> EXERCISE AIM
From the records below, extract all the text exactly and leave the images behind.

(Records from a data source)
☆ ☆ ☆ ☆ ☆ ☆ ☆
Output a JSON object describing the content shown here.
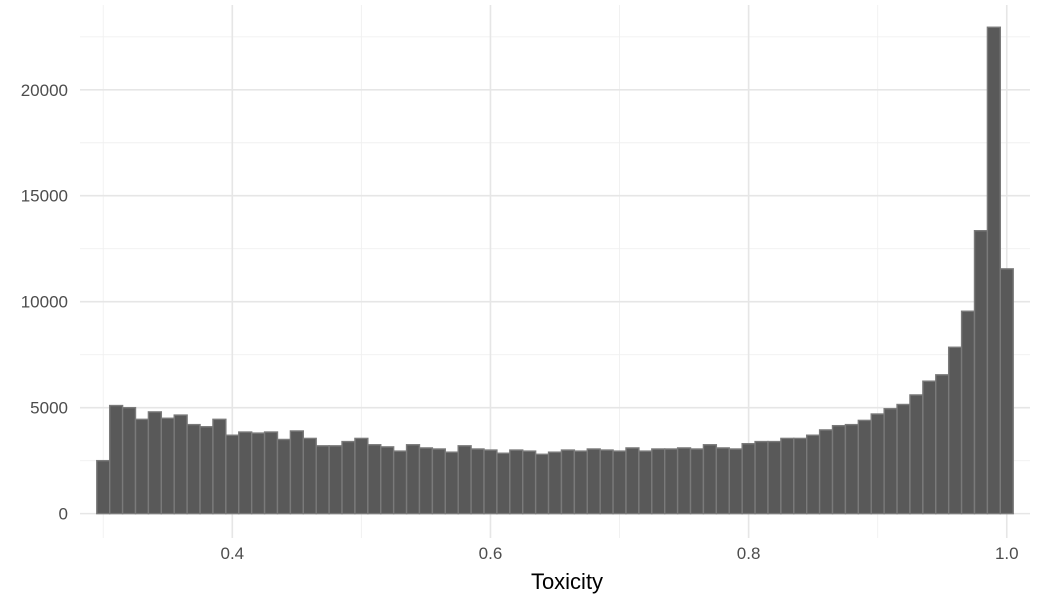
{
  "chart_data": {
    "type": "bar",
    "title": "",
    "xlabel": "Toxicity",
    "ylabel": "",
    "xlim": [
      0.282,
      1.018
    ],
    "ylim": [
      -1150,
      24000
    ],
    "x_ticks": [
      {
        "value": 0.4,
        "label": "0.4"
      },
      {
        "value": 0.6,
        "label": "0.6"
      },
      {
        "value": 0.8,
        "label": "0.8"
      },
      {
        "value": 1.0,
        "label": "1.0"
      }
    ],
    "y_ticks": [
      {
        "value": 0,
        "label": "0"
      },
      {
        "value": 5000,
        "label": "5000"
      },
      {
        "value": 10000,
        "label": "10000"
      },
      {
        "value": 15000,
        "label": "15000"
      },
      {
        "value": 20000,
        "label": "20000"
      }
    ],
    "bin_start": 0.295,
    "bin_width": 0.01,
    "values": [
      2500,
      5100,
      5000,
      4450,
      4800,
      4500,
      4650,
      4200,
      4100,
      4450,
      3700,
      3850,
      3800,
      3850,
      3500,
      3900,
      3550,
      3200,
      3200,
      3400,
      3550,
      3250,
      3150,
      2950,
      3250,
      3100,
      3050,
      2900,
      3200,
      3050,
      3000,
      2850,
      3000,
      2950,
      2800,
      2900,
      3000,
      2950,
      3050,
      3000,
      2950,
      3100,
      2950,
      3050,
      3050,
      3100,
      3050,
      3250,
      3100,
      3050,
      3300,
      3400,
      3400,
      3550,
      3550,
      3700,
      3950,
      4150,
      4200,
      4400,
      4700,
      4950,
      5150,
      5600,
      6250,
      6550,
      7850,
      9550,
      13350,
      22950,
      11550
    ],
    "grid": true,
    "legend": "none"
  }
}
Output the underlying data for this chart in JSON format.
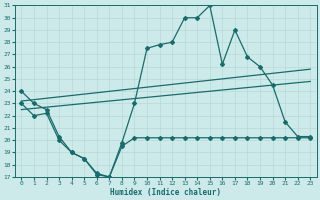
{
  "xlabel": "Humidex (Indice chaleur)",
  "xlim": [
    -0.5,
    23.5
  ],
  "ylim": [
    17,
    31
  ],
  "xticks": [
    0,
    1,
    2,
    3,
    4,
    5,
    6,
    7,
    8,
    9,
    10,
    11,
    12,
    13,
    14,
    15,
    16,
    17,
    18,
    19,
    20,
    21,
    22,
    23
  ],
  "yticks": [
    17,
    18,
    19,
    20,
    21,
    22,
    23,
    24,
    25,
    26,
    27,
    28,
    29,
    30,
    31
  ],
  "bg_color": "#cdeaea",
  "line_color": "#1a6b6b",
  "grid_color": "#b8d8d8",
  "line1_x": [
    0,
    1,
    2,
    3,
    4,
    5,
    6,
    7,
    8,
    9,
    10,
    11,
    12,
    13,
    14,
    15,
    16,
    17,
    18,
    19,
    20,
    21,
    22,
    23
  ],
  "line1_y": [
    24.0,
    23.0,
    22.5,
    20.3,
    19.0,
    18.5,
    17.3,
    17.0,
    19.8,
    23.0,
    27.5,
    27.8,
    28.0,
    30.0,
    30.0,
    31.0,
    26.2,
    29.0,
    26.8,
    26.0,
    24.5,
    21.5,
    20.3,
    20.3
  ],
  "line2_x": [
    0,
    1,
    2,
    3,
    4,
    5,
    6,
    7,
    8,
    9,
    10,
    11,
    12,
    13,
    14,
    15,
    16,
    17,
    18,
    19,
    20,
    21,
    22,
    23
  ],
  "line2_y": [
    23.0,
    22.0,
    22.2,
    20.0,
    19.0,
    18.5,
    17.2,
    17.0,
    19.5,
    20.2,
    20.2,
    20.2,
    20.2,
    20.2,
    20.2,
    20.2,
    20.2,
    20.2,
    20.2,
    20.2,
    20.2,
    20.2,
    20.2,
    20.2
  ],
  "line3_x": [
    0,
    23
  ],
  "line3_y": [
    23.2,
    25.8
  ],
  "line4_x": [
    0,
    23
  ],
  "line4_y": [
    22.5,
    24.8
  ]
}
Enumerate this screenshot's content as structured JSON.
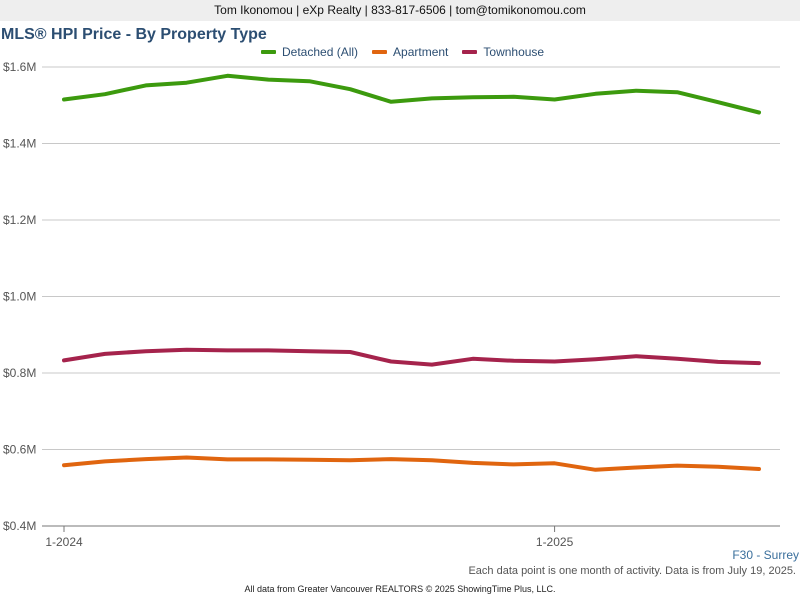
{
  "header": {
    "contact": "Tom Ikonomou | eXp Realty | 833-817-6506 | tom@tomikonomou.com"
  },
  "chart_data": {
    "type": "line",
    "title": "MLS® HPI Price - By Property Type",
    "xlabel": "",
    "ylabel": "",
    "x": [
      "2024-01",
      "2024-02",
      "2024-03",
      "2024-04",
      "2024-05",
      "2024-06",
      "2024-07",
      "2024-08",
      "2024-09",
      "2024-10",
      "2024-11",
      "2024-12",
      "2025-01",
      "2025-02",
      "2025-03",
      "2025-04",
      "2025-05",
      "2025-06"
    ],
    "x_tick_labels": [
      {
        "index": 0,
        "label": "1-2024"
      },
      {
        "index": 12,
        "label": "1-2025"
      }
    ],
    "ylim": [
      400000,
      1600000
    ],
    "y_ticks": [
      {
        "value": 400000,
        "label": "$0.4M"
      },
      {
        "value": 600000,
        "label": "$0.6M"
      },
      {
        "value": 800000,
        "label": "$0.8M"
      },
      {
        "value": 1000000,
        "label": "$1.0M"
      },
      {
        "value": 1200000,
        "label": "$1.2M"
      },
      {
        "value": 1400000,
        "label": "$1.4M"
      },
      {
        "value": 1600000,
        "label": "$1.6M"
      }
    ],
    "grid": "horizontal",
    "legend_position": "top",
    "series": [
      {
        "name": "Detached (All)",
        "color": "#3c9a0e",
        "values": [
          1515000,
          1529000,
          1552000,
          1559000,
          1577000,
          1567000,
          1563000,
          1542000,
          1509000,
          1518000,
          1521000,
          1522000,
          1515000,
          1530000,
          1538000,
          1534000,
          1508000,
          1481000
        ]
      },
      {
        "name": "Apartment",
        "color": "#e0650f",
        "values": [
          559000,
          569000,
          575000,
          579000,
          574000,
          574000,
          573000,
          572000,
          575000,
          572000,
          565000,
          561000,
          564000,
          547000,
          553000,
          558000,
          555000,
          549000
        ]
      },
      {
        "name": "Townhouse",
        "color": "#a5234c",
        "values": [
          833000,
          850000,
          857000,
          861000,
          859000,
          859000,
          857000,
          855000,
          830000,
          822000,
          837000,
          832000,
          830000,
          836000,
          844000,
          837000,
          829000,
          826000
        ]
      }
    ]
  },
  "region_label": "F30 - Surrey",
  "footnote": "Each data point is one month of activity. Data is from July 19, 2025.",
  "source": "All data from Greater Vancouver REALTORS © 2025 ShowingTime Plus, LLC."
}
☆ ☆ ☆ ☆ ☆ ☆ ☆
> TASK RESPONSE
Output a JSON object describing the content shown here.
{
  "chart_data": {
    "type": "bar",
    "title": "",
    "xlabel": "Toxicity",
    "ylabel": "",
    "xlim": [
      0.282,
      1.018
    ],
    "ylim": [
      -1150,
      24000
    ],
    "x_ticks": [
      {
        "value": 0.4,
        "label": "0.4"
      },
      {
        "value": 0.6,
        "label": "0.6"
      },
      {
        "value": 0.8,
        "label": "0.8"
      },
      {
        "value": 1.0,
        "label": "1.0"
      }
    ],
    "y_ticks": [
      {
        "value": 0,
        "label": "0"
      },
      {
        "value": 5000,
        "label": "5000"
      },
      {
        "value": 10000,
        "label": "10000"
      },
      {
        "value": 15000,
        "label": "15000"
      },
      {
        "value": 20000,
        "label": "20000"
      }
    ],
    "bin_start": 0.295,
    "bin_width": 0.01,
    "values": [
      2500,
      5100,
      5000,
      4450,
      4800,
      4500,
      4650,
      4200,
      4100,
      4450,
      3700,
      3850,
      3800,
      3850,
      3500,
      3900,
      3550,
      3200,
      3200,
      3400,
      3550,
      3250,
      3150,
      2950,
      3250,
      3100,
      3050,
      2900,
      3200,
      3050,
      3000,
      2850,
      3000,
      2950,
      2800,
      2900,
      3000,
      2950,
      3050,
      3000,
      2950,
      3100,
      2950,
      3050,
      3050,
      3100,
      3050,
      3250,
      3100,
      3050,
      3300,
      3400,
      3400,
      3550,
      3550,
      3700,
      3950,
      4150,
      4200,
      4400,
      4700,
      4950,
      5150,
      5600,
      6250,
      6550,
      7850,
      9550,
      13350,
      22950,
      11550
    ],
    "grid": true,
    "legend": "none"
  }
}
Output the underlying data for this chart in JSON format.
{
  "xlabel": "Humidex (Indice chaleur)",
  "xlim": [
    -0.5,
    23.5
  ],
  "ylim": [
    17,
    31
  ],
  "xticks": [
    0,
    1,
    2,
    3,
    4,
    5,
    6,
    7,
    8,
    9,
    10,
    11,
    12,
    13,
    14,
    15,
    16,
    17,
    18,
    19,
    20,
    21,
    22,
    23
  ],
  "yticks": [
    17,
    18,
    19,
    20,
    21,
    22,
    23,
    24,
    25,
    26,
    27,
    28,
    29,
    30,
    31
  ],
  "bg_color": "#cdeaea",
  "line_color": "#1a6b6b",
  "grid_color": "#b8d8d8",
  "line1_x": [
    0,
    1,
    2,
    3,
    4,
    5,
    6,
    7,
    8,
    9,
    10,
    11,
    12,
    13,
    14,
    15,
    16,
    17,
    18,
    19,
    20,
    21,
    22,
    23
  ],
  "line1_y": [
    24.0,
    23.0,
    22.5,
    20.3,
    19.0,
    18.5,
    17.3,
    17.0,
    19.8,
    23.0,
    27.5,
    27.8,
    28.0,
    30.0,
    30.0,
    31.0,
    26.2,
    29.0,
    26.8,
    26.0,
    24.5,
    21.5,
    20.3,
    20.3
  ],
  "line2_x": [
    0,
    1,
    2,
    3,
    4,
    5,
    6,
    7,
    8,
    9,
    10,
    11,
    12,
    13,
    14,
    15,
    16,
    17,
    18,
    19,
    20,
    21,
    22,
    23
  ],
  "line2_y": [
    23.0,
    22.0,
    22.2,
    20.0,
    19.0,
    18.5,
    17.2,
    17.0,
    19.5,
    20.2,
    20.2,
    20.2,
    20.2,
    20.2,
    20.2,
    20.2,
    20.2,
    20.2,
    20.2,
    20.2,
    20.2,
    20.2,
    20.2,
    20.2
  ],
  "line3_x": [
    0,
    23
  ],
  "line3_y": [
    23.2,
    25.8
  ],
  "line4_x": [
    0,
    23
  ],
  "line4_y": [
    22.5,
    24.8
  ]
}
Enumerate this screenshot's content as structured JSON.
{
  "header": {
    "contact": "Tom Ikonomou | eXp Realty | 833-817-6506 | tom@tomikonomou.com"
  },
  "chart_data": {
    "type": "line",
    "title": "MLS® HPI Price - By Property Type",
    "xlabel": "",
    "ylabel": "",
    "x": [
      "2024-01",
      "2024-02",
      "2024-03",
      "2024-04",
      "2024-05",
      "2024-06",
      "2024-07",
      "2024-08",
      "2024-09",
      "2024-10",
      "2024-11",
      "2024-12",
      "2025-01",
      "2025-02",
      "2025-03",
      "2025-04",
      "2025-05",
      "2025-06"
    ],
    "x_tick_labels": [
      {
        "index": 0,
        "label": "1-2024"
      },
      {
        "index": 12,
        "label": "1-2025"
      }
    ],
    "ylim": [
      400000,
      1600000
    ],
    "y_ticks": [
      {
        "value": 400000,
        "label": "$0.4M"
      },
      {
        "value": 600000,
        "label": "$0.6M"
      },
      {
        "value": 800000,
        "label": "$0.8M"
      },
      {
        "value": 1000000,
        "label": "$1.0M"
      },
      {
        "value": 1200000,
        "label": "$1.2M"
      },
      {
        "value": 1400000,
        "label": "$1.4M"
      },
      {
        "value": 1600000,
        "label": "$1.6M"
      }
    ],
    "grid": "horizontal",
    "legend_position": "top",
    "series": [
      {
        "name": "Detached (All)",
        "color": "#3c9a0e",
        "values": [
          1515000,
          1529000,
          1552000,
          1559000,
          1577000,
          1567000,
          1563000,
          1542000,
          1509000,
          1518000,
          1521000,
          1522000,
          1515000,
          1530000,
          1538000,
          1534000,
          1508000,
          1481000
        ]
      },
      {
        "name": "Apartment",
        "color": "#e0650f",
        "values": [
          559000,
          569000,
          575000,
          579000,
          574000,
          574000,
          573000,
          572000,
          575000,
          572000,
          565000,
          561000,
          564000,
          547000,
          553000,
          558000,
          555000,
          549000
        ]
      },
      {
        "name": "Townhouse",
        "color": "#a5234c",
        "values": [
          833000,
          850000,
          857000,
          861000,
          859000,
          859000,
          857000,
          855000,
          830000,
          822000,
          837000,
          832000,
          830000,
          836000,
          844000,
          837000,
          829000,
          826000
        ]
      }
    ]
  },
  "region_label": "F30 - Surrey",
  "footnote": "Each data point is one month of activity. Data is from July 19, 2025.",
  "source": "All data from Greater Vancouver REALTORS © 2025 ShowingTime Plus, LLC."
}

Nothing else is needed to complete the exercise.